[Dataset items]

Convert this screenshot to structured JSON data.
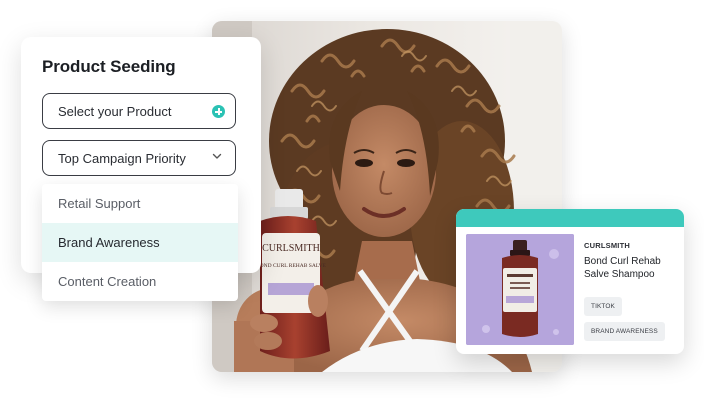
{
  "seeding_card": {
    "title": "Product Seeding",
    "product_select": {
      "label": "Select your Product",
      "icon": "plus-circle-icon"
    },
    "priority_select": {
      "label": "Top Campaign Priority",
      "icon": "chevron-down-icon"
    }
  },
  "dropdown": {
    "options": [
      {
        "label": "Retail Support",
        "selected": false
      },
      {
        "label": "Brand Awareness",
        "selected": true
      },
      {
        "label": "Content Creation",
        "selected": false
      }
    ]
  },
  "product_card": {
    "brand": "CURLSMITH",
    "name": "Bond Curl Rehab Salve Shampoo",
    "tags": [
      "TIKTOK",
      "BRAND AWARENESS"
    ]
  },
  "photo": {
    "bottle_brand": "CURLSMITH",
    "bottle_name": "BOND CURL REHAB SALVE"
  },
  "colors": {
    "accent": "#3ec9bc",
    "plus_icon": "#2bc2b4",
    "selected_row": "#e6f7f5",
    "thumb_bg": "#b5a5dc"
  }
}
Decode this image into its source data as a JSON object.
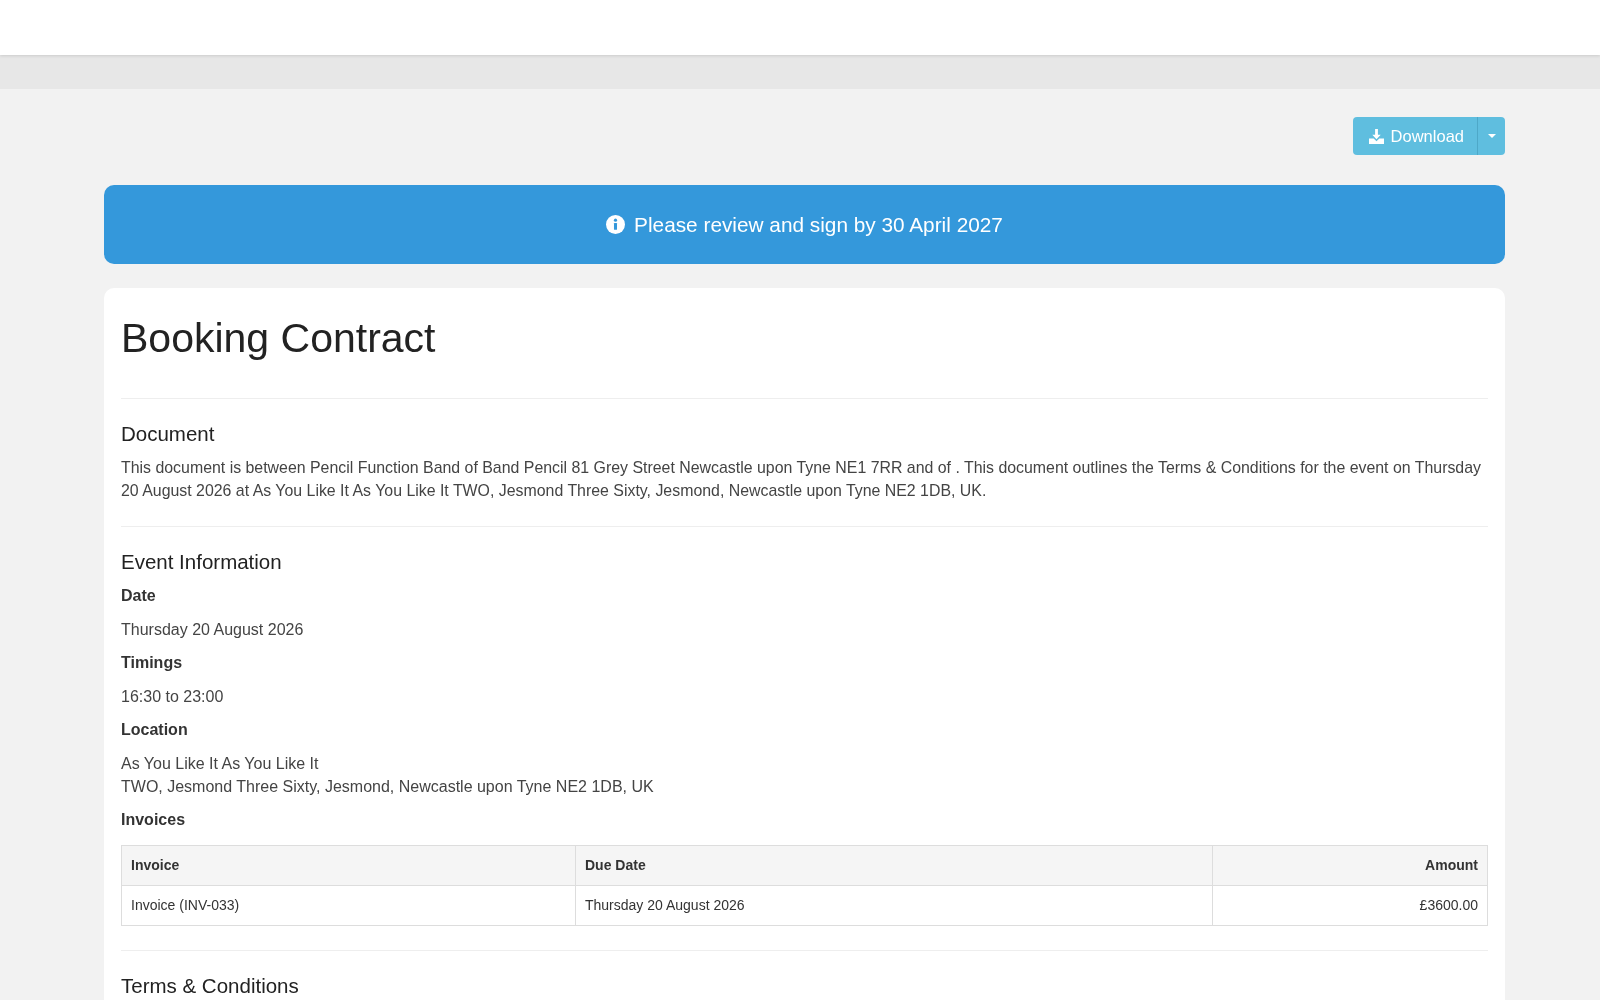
{
  "download_menu": {
    "label": "Download"
  },
  "banner": {
    "text": "Please review and sign by 30 April 2027"
  },
  "contract": {
    "title": "Booking Contract",
    "sections": [
      {
        "kind": "text",
        "heading": "Document",
        "text": "This document is between Pencil Function Band of Band Pencil 81 Grey Street Newcastle upon Tyne NE1 7RR and of . This document outlines the Terms & Conditions for the event on Thursday 20 August 2026 at As You Like It As You Like It TWO, Jesmond Three Sixty, Jesmond, Newcastle upon Tyne NE2 1DB, UK."
      },
      {
        "kind": "fields",
        "heading": "Event Information",
        "fields": [
          {
            "kind": "text",
            "label": "Date",
            "lines": [
              "Thursday 20 August 2026"
            ]
          },
          {
            "kind": "text",
            "label": "Timings",
            "lines": [
              "16:30 to 23:00"
            ]
          },
          {
            "kind": "text",
            "label": "Location",
            "lines": [
              "As You Like It As You Like It",
              "TWO, Jesmond Three Sixty, Jesmond, Newcastle upon Tyne NE2 1DB, UK"
            ]
          },
          {
            "kind": "table",
            "label": "Invoices",
            "columns": [
              "Invoice",
              "Due Date",
              "Amount"
            ],
            "rows": [
              [
                "Invoice (INV-033)",
                "Thursday 20 August 2026",
                "£3600.00"
              ]
            ]
          }
        ]
      },
      {
        "kind": "text",
        "heading": "Terms & Conditions"
      }
    ]
  }
}
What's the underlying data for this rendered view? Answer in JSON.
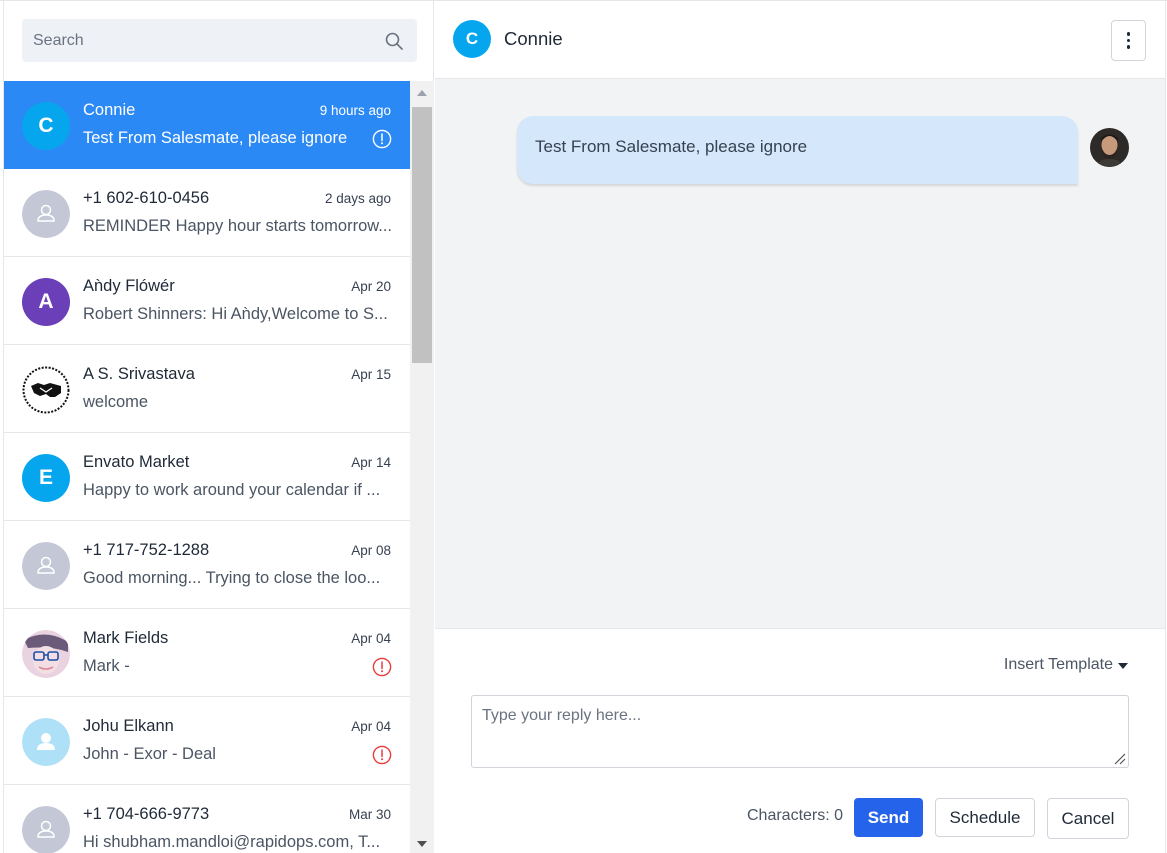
{
  "search": {
    "placeholder": "Search"
  },
  "conversations": [
    {
      "initial": "C",
      "avatar_color": "#06a6ef",
      "avatar_type": "initial",
      "name": "Connie",
      "time": "9 hours ago",
      "preview": "Test From Salesmate, please ignore",
      "alert": true,
      "active": true
    },
    {
      "initial": "",
      "avatar_color": "#c4c8d6",
      "avatar_type": "user-outline",
      "name": "+1 602-610-0456",
      "time": "2 days ago",
      "preview": "REMINDER Happy hour starts tomorrow...",
      "alert": false
    },
    {
      "initial": "A",
      "avatar_color": "#6a3fb8",
      "avatar_type": "initial",
      "name": "Aǹdy Flówér",
      "time": "Apr 20",
      "preview": "Robert Shinners: Hi Aǹdy,Welcome to S...",
      "alert": false
    },
    {
      "initial": "",
      "avatar_color": "#ffffff",
      "avatar_type": "handshake",
      "name": "A S. Srivastava",
      "time": "Apr 15",
      "preview": "welcome",
      "alert": false
    },
    {
      "initial": "E",
      "avatar_color": "#06a6ef",
      "avatar_type": "initial",
      "name": "Envato Market",
      "time": "Apr 14",
      "preview": "Happy to work around your calendar if ...",
      "alert": false
    },
    {
      "initial": "",
      "avatar_color": "#c4c8d6",
      "avatar_type": "user-outline",
      "name": "+1 717-752-1288",
      "time": "Apr 08",
      "preview": "Good morning... Trying to close the loo...",
      "alert": false
    },
    {
      "initial": "",
      "avatar_color": "#e9d3e0",
      "avatar_type": "photo-glasses",
      "name": "Mark Fields",
      "time": "Apr 04",
      "preview": "Mark -",
      "alert": true
    },
    {
      "initial": "",
      "avatar_color": "#aee0f8",
      "avatar_type": "user-solid",
      "name": "Johu Elkann",
      "time": "Apr 04",
      "preview": "John - Exor - Deal",
      "alert": true
    },
    {
      "initial": "",
      "avatar_color": "#c4c8d6",
      "avatar_type": "user-outline",
      "name": "+1 704-666-9773",
      "time": "Mar 30",
      "preview": "Hi shubham.mandloi@rapidops.com, T...",
      "alert": false
    }
  ],
  "chat": {
    "contact_initial": "C",
    "contact_name": "Connie",
    "messages": [
      {
        "text": "Test From Salesmate, please ignore",
        "direction": "outgoing"
      }
    ]
  },
  "composer": {
    "insert_template_label": "Insert Template",
    "reply_placeholder": "Type your reply here...",
    "characters_label": "Characters: 0",
    "send_label": "Send",
    "schedule_label": "Schedule",
    "cancel_label": "Cancel"
  },
  "colors": {
    "accent": "#2b89f5",
    "send": "#2563eb",
    "alert_active": "#ffffff",
    "alert": "#e53e3e",
    "bubble": "#d4e7fb"
  }
}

* **Do this**:
Transcribe the listing in full. Omit the pictures and keep every line exact.

* **The solution**:
Convert this screenshot to structured JSON data.
{
  "seeding_card": {
    "title": "Product Seeding",
    "product_select": {
      "label": "Select your Product",
      "icon": "plus-circle-icon"
    },
    "priority_select": {
      "label": "Top Campaign Priority",
      "icon": "chevron-down-icon"
    }
  },
  "dropdown": {
    "options": [
      {
        "label": "Retail Support",
        "selected": false
      },
      {
        "label": "Brand Awareness",
        "selected": true
      },
      {
        "label": "Content Creation",
        "selected": false
      }
    ]
  },
  "product_card": {
    "brand": "CURLSMITH",
    "name": "Bond Curl Rehab Salve Shampoo",
    "tags": [
      "TIKTOK",
      "BRAND AWARENESS"
    ]
  },
  "photo": {
    "bottle_brand": "CURLSMITH",
    "bottle_name": "BOND CURL REHAB SALVE"
  },
  "colors": {
    "accent": "#3ec9bc",
    "plus_icon": "#2bc2b4",
    "selected_row": "#e6f7f5",
    "thumb_bg": "#b5a5dc"
  }
}
Decode this image into its source data as a JSON object.
{
  "download_menu": {
    "label": "Download"
  },
  "banner": {
    "text": "Please review and sign by 30 April 2027"
  },
  "contract": {
    "title": "Booking Contract",
    "sections": [
      {
        "kind": "text",
        "heading": "Document",
        "text": "This document is between Pencil Function Band of Band Pencil 81 Grey Street Newcastle upon Tyne NE1 7RR and of . This document outlines the Terms & Conditions for the event on Thursday 20 August 2026 at As You Like It As You Like It TWO, Jesmond Three Sixty, Jesmond, Newcastle upon Tyne NE2 1DB, UK."
      },
      {
        "kind": "fields",
        "heading": "Event Information",
        "fields": [
          {
            "kind": "text",
            "label": "Date",
            "lines": [
              "Thursday 20 August 2026"
            ]
          },
          {
            "kind": "text",
            "label": "Timings",
            "lines": [
              "16:30 to 23:00"
            ]
          },
          {
            "kind": "text",
            "label": "Location",
            "lines": [
              "As You Like It As You Like It",
              "TWO, Jesmond Three Sixty, Jesmond, Newcastle upon Tyne NE2 1DB, UK"
            ]
          },
          {
            "kind": "table",
            "label": "Invoices",
            "columns": [
              "Invoice",
              "Due Date",
              "Amount"
            ],
            "rows": [
              [
                "Invoice (INV-033)",
                "Thursday 20 August 2026",
                "£3600.00"
              ]
            ]
          }
        ]
      },
      {
        "kind": "text",
        "heading": "Terms & Conditions"
      }
    ]
  }
}
What's the underlying data for this rendered view? Answer in JSON.
{
  "search": {
    "placeholder": "Search"
  },
  "conversations": [
    {
      "initial": "C",
      "avatar_color": "#06a6ef",
      "avatar_type": "initial",
      "name": "Connie",
      "time": "9 hours ago",
      "preview": "Test From Salesmate, please ignore",
      "alert": true,
      "active": true
    },
    {
      "initial": "",
      "avatar_color": "#c4c8d6",
      "avatar_type": "user-outline",
      "name": "+1 602-610-0456",
      "time": "2 days ago",
      "preview": "REMINDER Happy hour starts tomorrow...",
      "alert": false
    },
    {
      "initial": "A",
      "avatar_color": "#6a3fb8",
      "avatar_type": "initial",
      "name": "Aǹdy Flówér",
      "time": "Apr 20",
      "preview": "Robert Shinners: Hi Aǹdy,Welcome to S...",
      "alert": false
    },
    {
      "initial": "",
      "avatar_color": "#ffffff",
      "avatar_type": "handshake",
      "name": "A S. Srivastava",
      "time": "Apr 15",
      "preview": "welcome",
      "alert": false
    },
    {
      "initial": "E",
      "avatar_color": "#06a6ef",
      "avatar_type": "initial",
      "name": "Envato Market",
      "time": "Apr 14",
      "preview": "Happy to work around your calendar if ...",
      "alert": false
    },
    {
      "initial": "",
      "avatar_color": "#c4c8d6",
      "avatar_type": "user-outline",
      "name": "+1 717-752-1288",
      "time": "Apr 08",
      "preview": "Good morning... Trying to close the loo...",
      "alert": false
    },
    {
      "initial": "",
      "avatar_color": "#e9d3e0",
      "avatar_type": "photo-glasses",
      "name": "Mark Fields",
      "time": "Apr 04",
      "preview": "Mark -",
      "alert": true
    },
    {
      "initial": "",
      "avatar_color": "#aee0f8",
      "avatar_type": "user-solid",
      "name": "Johu Elkann",
      "time": "Apr 04",
      "preview": "John - Exor - Deal",
      "alert": true
    },
    {
      "initial": "",
      "avatar_color": "#c4c8d6",
      "avatar_type": "user-outline",
      "name": "+1 704-666-9773",
      "time": "Mar 30",
      "preview": "Hi shubham.mandloi@rapidops.com, T...",
      "alert": false
    }
  ],
  "chat": {
    "contact_initial": "C",
    "contact_name": "Connie",
    "messages": [
      {
        "text": "Test From Salesmate, please ignore",
        "direction": "outgoing"
      }
    ]
  },
  "composer": {
    "insert_template_label": "Insert Template",
    "reply_placeholder": "Type your reply here...",
    "characters_label": "Characters: 0",
    "send_label": "Send",
    "schedule_label": "Schedule",
    "cancel_label": "Cancel"
  },
  "colors": {
    "accent": "#2b89f5",
    "send": "#2563eb",
    "alert_active": "#ffffff",
    "alert": "#e53e3e",
    "bubble": "#d4e7fb"
  }
}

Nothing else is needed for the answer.